[Data items]
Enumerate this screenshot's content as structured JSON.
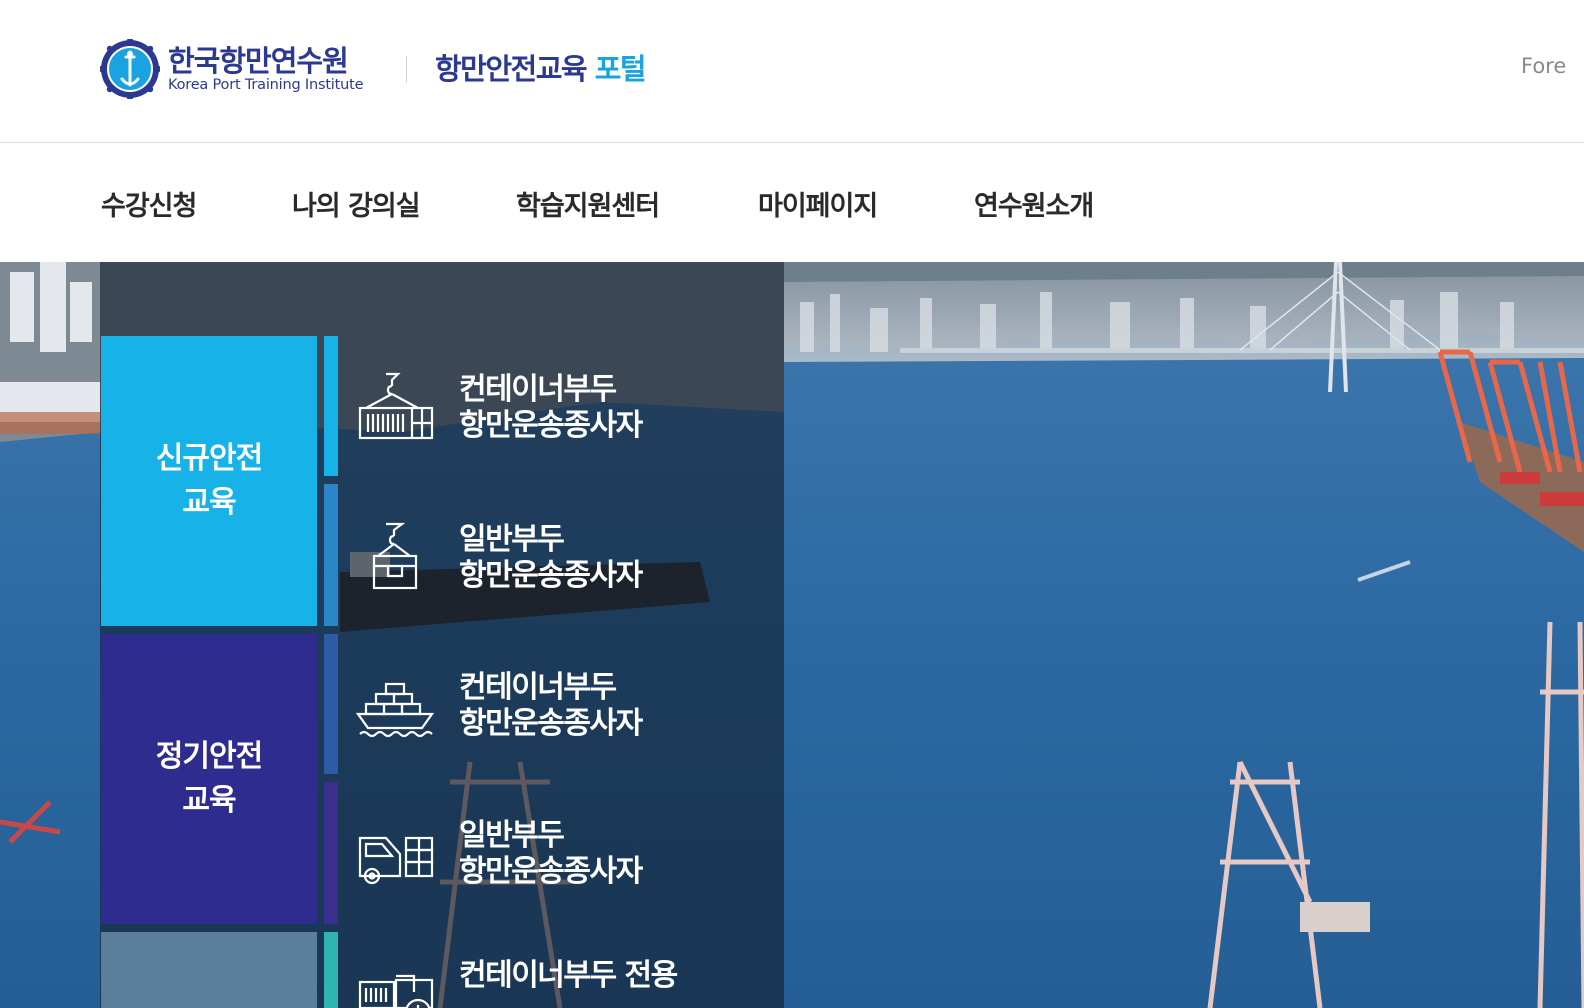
{
  "header": {
    "logo_ko": "한국항만연수원",
    "logo_en": "Korea Port Training Institute",
    "portal_title_main": "항만안전교육",
    "portal_title_accent": "포털",
    "lang_link": "Fore"
  },
  "nav": {
    "items": [
      "수강신청",
      "나의 강의실",
      "학습지원센터",
      "마이페이지",
      "연수원소개"
    ]
  },
  "hero": {
    "categories": [
      {
        "line1": "신규안전",
        "line2": "교육",
        "color": "#16b2e8"
      },
      {
        "line1": "정기안전",
        "line2": "교육",
        "color": "#2e2c8e"
      },
      {
        "line1": "",
        "line2": "",
        "color": "#5b7e9c"
      }
    ],
    "courses": [
      {
        "icon": "container-crane-icon",
        "line1": "컨테이너부두",
        "line2": "항만운송종사자"
      },
      {
        "icon": "cargo-box-crane-icon",
        "line1": "일반부두",
        "line2": "항만운송종사자"
      },
      {
        "icon": "container-ship-icon",
        "line1": "컨테이너부두",
        "line2": "항만운송종사자"
      },
      {
        "icon": "truck-icon",
        "line1": "일반부두",
        "line2": "항만운송종사자"
      },
      {
        "icon": "container-clock-icon",
        "line1": "컨테이너부두 전용",
        "line2": ""
      }
    ],
    "bar_colors": [
      "#16b2e8",
      "#2b86c8",
      "#2e5aa8",
      "#3a2f8f",
      "#2fb5b0"
    ]
  }
}
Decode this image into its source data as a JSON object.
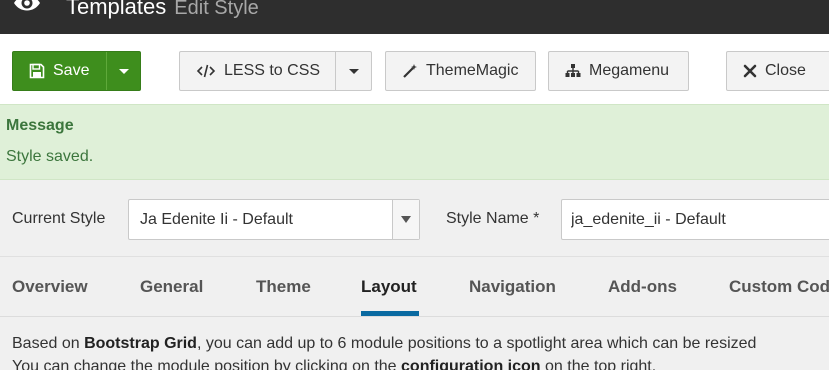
{
  "header": {
    "title": "Templates",
    "subtitle": "Edit Style",
    "icon": "eye-icon"
  },
  "toolbar": {
    "save_label": "Save",
    "less_label": "LESS to CSS",
    "thememagic_label": "ThemeMagic",
    "megamenu_label": "Megamenu",
    "close_label": "Close",
    "save_color": "#3e8e1d"
  },
  "message": {
    "heading": "Message",
    "text": "Style saved.",
    "background": "#dff0d8",
    "text_color": "#3c763d"
  },
  "style_form": {
    "current_style_label": "Current Style",
    "current_style_value": "Ja Edenite Ii - Default",
    "style_name_label": "Style Name *",
    "style_name_value": "ja_edenite_ii - Default"
  },
  "tabs": [
    {
      "label": "Overview",
      "active": false
    },
    {
      "label": "General",
      "active": false
    },
    {
      "label": "Theme",
      "active": false
    },
    {
      "label": "Layout",
      "active": true
    },
    {
      "label": "Navigation",
      "active": false
    },
    {
      "label": "Add-ons",
      "active": false
    },
    {
      "label": "Custom Code",
      "active": false
    }
  ],
  "active_tab_color": "#0a6aa1",
  "description": {
    "line1_pre": "Based on ",
    "line1_bold": "Bootstrap Grid",
    "line1_post": ", you can add up to 6 module positions to a spotlight area which can be resized",
    "line2_pre": "You can change the module position by clicking on the ",
    "line2_bold": "configuration icon",
    "line2_post": " on the top right."
  }
}
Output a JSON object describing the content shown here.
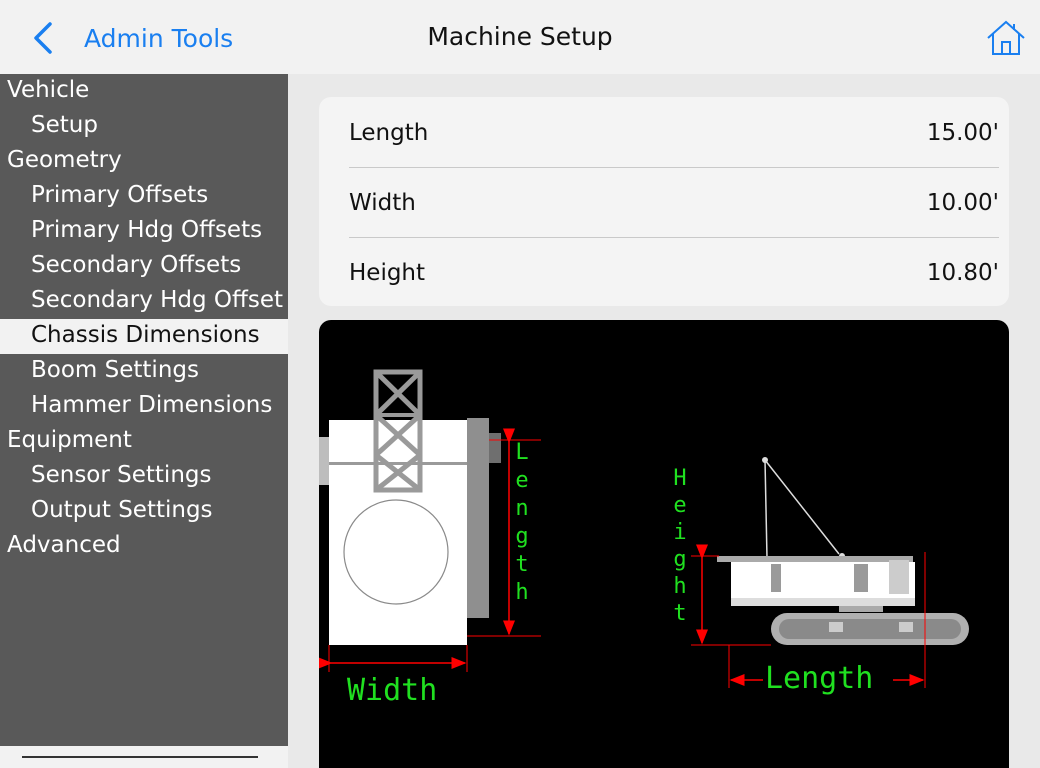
{
  "header": {
    "back_label": "Admin Tools",
    "title": "Machine Setup"
  },
  "sidebar": {
    "items": [
      {
        "label": "Vehicle",
        "type": "category"
      },
      {
        "label": "Setup",
        "type": "sub"
      },
      {
        "label": "Geometry",
        "type": "category"
      },
      {
        "label": "Primary Offsets",
        "type": "sub"
      },
      {
        "label": "Primary Hdg Offsets",
        "type": "sub"
      },
      {
        "label": "Secondary Offsets",
        "type": "sub"
      },
      {
        "label": "Secondary Hdg Offset",
        "type": "sub"
      },
      {
        "label": "Chassis Dimensions",
        "type": "sub",
        "active": true
      },
      {
        "label": "Boom Settings",
        "type": "sub"
      },
      {
        "label": "Hammer Dimensions",
        "type": "sub"
      },
      {
        "label": "Equipment",
        "type": "category"
      },
      {
        "label": "Sensor Settings",
        "type": "sub"
      },
      {
        "label": "Output Settings",
        "type": "sub"
      },
      {
        "label": "Advanced",
        "type": "category"
      }
    ]
  },
  "dimensions": {
    "rows": [
      {
        "label": "Length",
        "value": "15.00'"
      },
      {
        "label": "Width",
        "value": "10.00'"
      },
      {
        "label": "Height",
        "value": "10.80'"
      }
    ]
  },
  "diagram": {
    "length_label": "Length",
    "width_label": "Width",
    "height_label": "Height",
    "label_color": "#20e020",
    "arrow_color": "#ff0000"
  },
  "colors": {
    "accent": "#1a7ff0",
    "sidebar_bg": "#595959",
    "active_item_bg": "#f2f2f2"
  }
}
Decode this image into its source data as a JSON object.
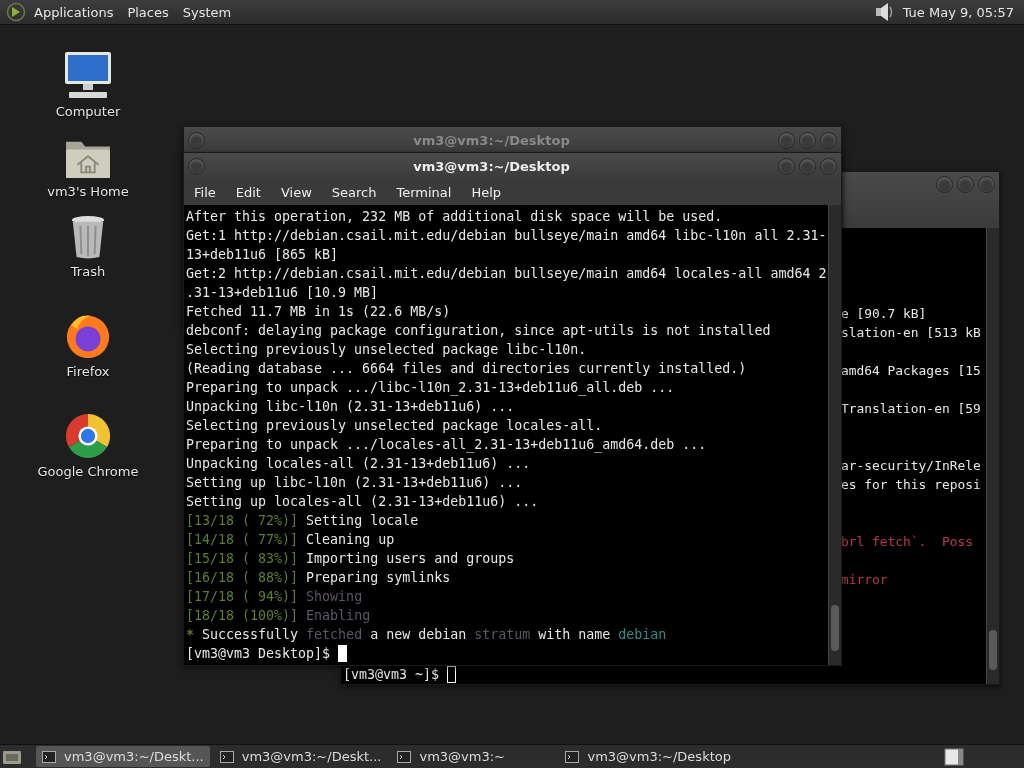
{
  "top_panel": {
    "menus": [
      "Applications",
      "Places",
      "System"
    ],
    "clock": "Tue May 9, 05:57"
  },
  "desktop_icons": [
    {
      "kind": "computer",
      "label": "Computer"
    },
    {
      "kind": "home",
      "label": "vm3's Home"
    },
    {
      "kind": "trash",
      "label": "Trash"
    },
    {
      "kind": "firefox",
      "label": "Firefox"
    },
    {
      "kind": "chrome",
      "label": "Google Chrome"
    }
  ],
  "back_terminal": {
    "lines": [
      {
        "kind": "blank"
      },
      {
        "kind": "blank"
      },
      {
        "kind": "blank"
      },
      {
        "kind": "blank"
      },
      {
        "kind": "text",
        "text": "e [90.7 kB]",
        "color": "#e8e8e8"
      },
      {
        "kind": "text",
        "text": "slation-en [513 kB",
        "color": "#e8e8e8"
      },
      {
        "kind": "blank"
      },
      {
        "kind": "text",
        "text": "amd64 Packages [15",
        "color": "#e8e8e8"
      },
      {
        "kind": "blank"
      },
      {
        "kind": "text",
        "text": "Translation-en [59",
        "color": "#e8e8e8"
      },
      {
        "kind": "blank"
      },
      {
        "kind": "blank"
      },
      {
        "kind": "text",
        "text": "ar-security/InRele",
        "color": "#e8e8e8"
      },
      {
        "kind": "text",
        "text": "es for this reposi",
        "color": "#e8e8e8"
      },
      {
        "kind": "blank"
      },
      {
        "kind": "blank"
      },
      {
        "kind": "text",
        "text": "brl fetch`.  Poss",
        "color": "#b8364e"
      },
      {
        "kind": "blank"
      },
      {
        "kind": "text",
        "text": "mirror",
        "color": "#b8364e"
      }
    ],
    "prompt": "[vm3@vm3 ~]$"
  },
  "middle_window": {
    "title": "vm3@vm3:~/Desktop"
  },
  "main_terminal": {
    "title": "vm3@vm3:~/Desktop",
    "menu": [
      "File",
      "Edit",
      "View",
      "Search",
      "Terminal",
      "Help"
    ],
    "lines": [
      [
        {
          "text": "After this operation, 232 MB of additional disk space will be used.",
          "color": "#e8e8e8"
        }
      ],
      [
        {
          "text": "Get:1 http://debian.csail.mit.edu/debian bullseye/main amd64 libc-l10n all 2.31-",
          "color": "#e8e8e8"
        }
      ],
      [
        {
          "text": "13+deb11u6 [865 kB]",
          "color": "#e8e8e8"
        }
      ],
      [
        {
          "text": "Get:2 http://debian.csail.mit.edu/debian bullseye/main amd64 locales-all amd64 2",
          "color": "#e8e8e8"
        }
      ],
      [
        {
          "text": ".31-13+deb11u6 [10.9 MB]",
          "color": "#e8e8e8"
        }
      ],
      [
        {
          "text": "Fetched 11.7 MB in 1s (22.6 MB/s)",
          "color": "#e8e8e8"
        }
      ],
      [
        {
          "text": "debconf: delaying package configuration, since apt-utils is not installed",
          "color": "#e8e8e8"
        }
      ],
      [
        {
          "text": "Selecting previously unselected package libc-l10n.",
          "color": "#e8e8e8"
        }
      ],
      [
        {
          "text": "(Reading database ... 6664 files and directories currently installed.)",
          "color": "#e8e8e8"
        }
      ],
      [
        {
          "text": "Preparing to unpack .../libc-l10n_2.31-13+deb11u6_all.deb ...",
          "color": "#e8e8e8"
        }
      ],
      [
        {
          "text": "Unpacking libc-l10n (2.31-13+deb11u6) ...",
          "color": "#e8e8e8"
        }
      ],
      [
        {
          "text": "Selecting previously unselected package locales-all.",
          "color": "#e8e8e8"
        }
      ],
      [
        {
          "text": "Preparing to unpack .../locales-all_2.31-13+deb11u6_amd64.deb ...",
          "color": "#e8e8e8"
        }
      ],
      [
        {
          "text": "Unpacking locales-all (2.31-13+deb11u6) ...",
          "color": "#e8e8e8"
        }
      ],
      [
        {
          "text": "Setting up libc-l10n (2.31-13+deb11u6) ...",
          "color": "#e8e8e8"
        }
      ],
      [
        {
          "text": "Setting up locales-all (2.31-13+deb11u6) ...",
          "color": "#e8e8e8"
        }
      ],
      [
        {
          "text": "[13/18 ( 72%)] ",
          "color": "#5b7f2e"
        },
        {
          "text": "Setting locale",
          "color": "#e8e8e8"
        }
      ],
      [
        {
          "text": "[14/18 ( 77%)] ",
          "color": "#5b7f2e"
        },
        {
          "text": "Cleaning up",
          "color": "#e8e8e8"
        }
      ],
      [
        {
          "text": "[15/18 ( 83%)] ",
          "color": "#5b7f2e"
        },
        {
          "text": "Importing users and groups",
          "color": "#e8e8e8"
        }
      ],
      [
        {
          "text": "[16/18 ( 88%)] ",
          "color": "#5b7f2e"
        },
        {
          "text": "Preparing symlinks",
          "color": "#e8e8e8"
        }
      ],
      [
        {
          "text": "[17/18 ( 94%)] ",
          "color": "#5b7f2e"
        },
        {
          "text": "Showing",
          "color": "#5e5566"
        }
      ],
      [
        {
          "text": "[18/18 (100%)] ",
          "color": "#5b7f2e"
        },
        {
          "text": "Enabling",
          "color": "#5e5566"
        }
      ],
      [
        {
          "text": "* ",
          "color": "#5b7f2e",
          "kind": "bullet"
        },
        {
          "text": "Successfully ",
          "color": "#e8e8e8"
        },
        {
          "text": "fetched",
          "color": "#5e5566"
        },
        {
          "text": " a new debian ",
          "color": "#e8e8e8"
        },
        {
          "text": "stratum",
          "color": "#5e5566"
        },
        {
          "text": " with name ",
          "color": "#e8e8e8"
        },
        {
          "text": "debian",
          "color": "#2e8b87"
        }
      ]
    ],
    "prompt": "[vm3@vm3 Desktop]$"
  },
  "taskbar": {
    "tasks": [
      {
        "label": "vm3@vm3:~/Deskt...",
        "selected": true
      },
      {
        "label": "vm3@vm3:~/Deskt...",
        "selected": false
      },
      {
        "label": "vm3@vm3:~",
        "selected": false
      },
      {
        "label": "vm3@vm3:~/Desktop",
        "selected": false
      }
    ]
  }
}
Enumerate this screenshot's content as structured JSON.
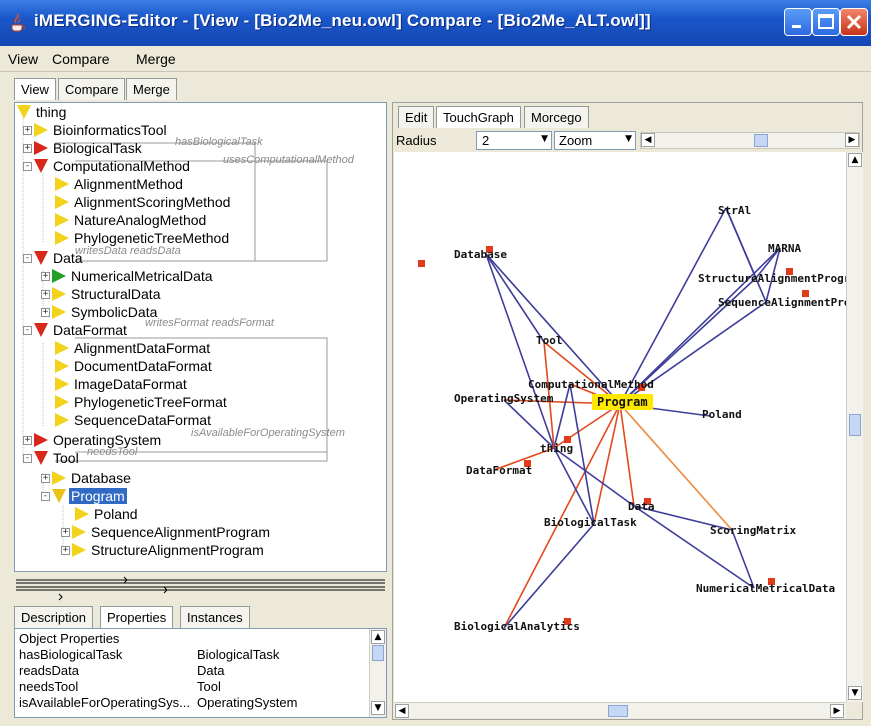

- _GIVEN REQUEST_
Read through the data and copy every line where "csail" shows up.

- _CORRECT ANSWER_
          "text": "Get:1 http://debian.csail.mit.edu/debian bullseye/main amd64 libc-l10n all 2.31-",
          "text": "Get:2 http://debian.csail.mit.edu/debian bullseye/main amd64 locales-all amd64 2",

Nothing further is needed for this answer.